- [Aim of the exercise]: Which lines include the word "Answer"? Copy each of them.

- [Data for this exercise]:
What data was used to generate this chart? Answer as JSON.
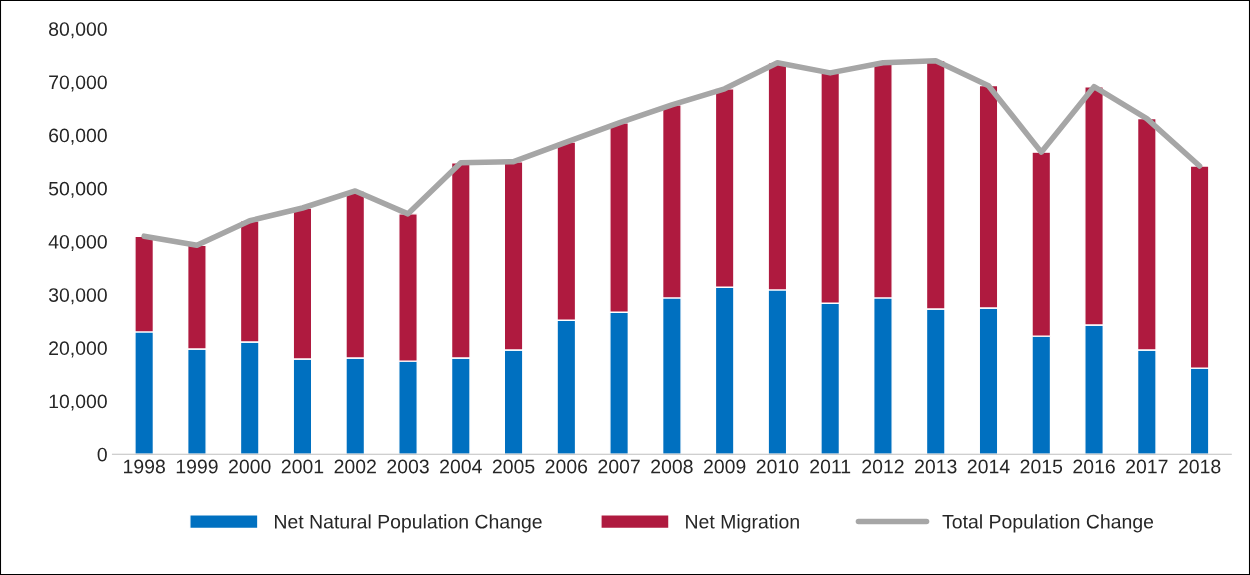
{
  "chart_data": {
    "type": "bar",
    "stacked": true,
    "categories": [
      "1998",
      "1999",
      "2000",
      "2001",
      "2002",
      "2003",
      "2004",
      "2005",
      "2006",
      "2007",
      "2008",
      "2009",
      "2010",
      "2011",
      "2012",
      "2013",
      "2014",
      "2015",
      "2016",
      "2017",
      "2018"
    ],
    "series": [
      {
        "name": "Net Natural Population Change",
        "color": "#0070c0",
        "values": [
          23000,
          19800,
          21100,
          17900,
          18100,
          17500,
          18100,
          19600,
          25200,
          26700,
          29400,
          31400,
          30900,
          28400,
          29400,
          27300,
          27500,
          22200,
          24300,
          19600,
          16200
        ]
      },
      {
        "name": "Net Migration",
        "color": "#af1a3f",
        "values": [
          18000,
          19500,
          22800,
          28400,
          31400,
          27700,
          36700,
          35400,
          33500,
          35600,
          36300,
          37300,
          42700,
          43300,
          44200,
          46700,
          41800,
          34600,
          44800,
          43500,
          38000
        ]
      },
      {
        "name": "Total Population Change",
        "type": "line",
        "color": "#a6a6a6",
        "values": [
          41000,
          39300,
          43900,
          46300,
          49500,
          45200,
          54800,
          55000,
          58700,
          62300,
          65700,
          68700,
          73600,
          71700,
          73600,
          74000,
          69300,
          56800,
          69100,
          63100,
          54200
        ]
      }
    ],
    "ylim": [
      0,
      80000
    ],
    "yticks": [
      {
        "value": 0,
        "label": "0"
      },
      {
        "value": 10000,
        "label": "10,000"
      },
      {
        "value": 20000,
        "label": "20,000"
      },
      {
        "value": 30000,
        "label": "30,000"
      },
      {
        "value": 40000,
        "label": "40,000"
      },
      {
        "value": 50000,
        "label": "50,000"
      },
      {
        "value": 60000,
        "label": "60,000"
      },
      {
        "value": 70000,
        "label": "70,000"
      },
      {
        "value": 80000,
        "label": "80,000"
      }
    ],
    "grid": false,
    "legend": "bottom",
    "marker": "none",
    "line_style": "solid"
  }
}
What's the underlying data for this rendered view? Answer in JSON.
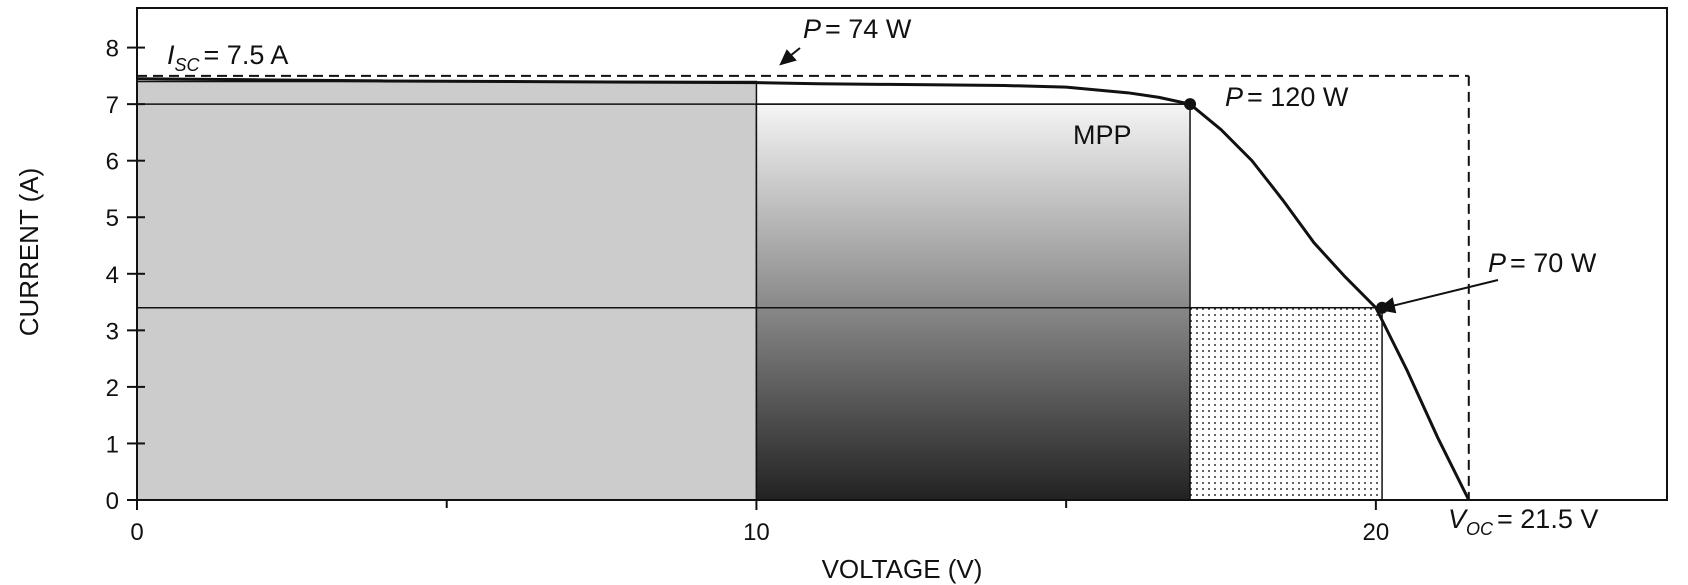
{
  "chart_data": {
    "type": "line",
    "title": "",
    "xlabel": "VOLTAGE (V)",
    "ylabel": "CURRENT (A)",
    "xlim": [
      0,
      24.7
    ],
    "ylim": [
      0,
      8.7
    ],
    "x_ticks": [
      "0",
      "10",
      "20"
    ],
    "x_minor_ticks": [
      5,
      15
    ],
    "y_ticks": [
      "0",
      "1",
      "2",
      "3",
      "4",
      "5",
      "6",
      "7",
      "8"
    ],
    "grid": false,
    "legend": "none",
    "isc": 7.5,
    "voc": 21.5,
    "iv_curve": {
      "x": [
        0,
        2,
        4,
        6,
        8,
        10,
        11,
        12,
        13,
        14,
        15,
        16,
        16.5,
        17,
        17.5,
        18,
        18.5,
        19,
        19.5,
        20,
        20.5,
        21,
        21.5
      ],
      "y": [
        7.45,
        7.43,
        7.41,
        7.4,
        7.39,
        7.38,
        7.36,
        7.35,
        7.34,
        7.33,
        7.3,
        7.2,
        7.12,
        7.0,
        6.55,
        6.0,
        5.3,
        4.55,
        3.95,
        3.4,
        2.3,
        1.1,
        0
      ]
    },
    "operating_points": [
      {
        "label_prefix": "P",
        "label_value": "= 74 W",
        "x": 10,
        "y": 7.4
      },
      {
        "label_prefix": "P",
        "label_value": "= 120 W",
        "x": 17,
        "y": 7.0
      },
      {
        "label_prefix": "P",
        "label_value": "= 70 W",
        "x": 20.1,
        "y": 3.4
      }
    ],
    "rectangles": [
      {
        "name": "P = 74 W",
        "x0": 0,
        "x1": 10,
        "y0": 0,
        "y1": 7.4,
        "fill": "#cccccc"
      },
      {
        "name": "P = 120 W",
        "x0": 10,
        "x1": 17,
        "y0": 0,
        "y1": 7.0,
        "fill": "gradient"
      },
      {
        "name": "P = 70 W",
        "x0": 17,
        "x1": 20.1,
        "y0": 0,
        "y1": 3.4,
        "fill": "dots"
      }
    ],
    "annotations": {
      "isc_main": "I",
      "isc_sub": "SC",
      "isc_value": "= 7.5 A",
      "voc_main": "V",
      "voc_sub": "OC",
      "voc_value": "= 21.5 V",
      "mpp": "MPP"
    },
    "colors": {
      "curve": "#111111",
      "light_fill": "#cccccc",
      "gradient_top": "#f5f5f5",
      "gradient_bottom": "#222222",
      "dots": "#333333"
    }
  }
}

- [Reply]:
What data was used to generate this chart? Answer as JSON.
What's the underlying data for this rendered view? Answer in JSON.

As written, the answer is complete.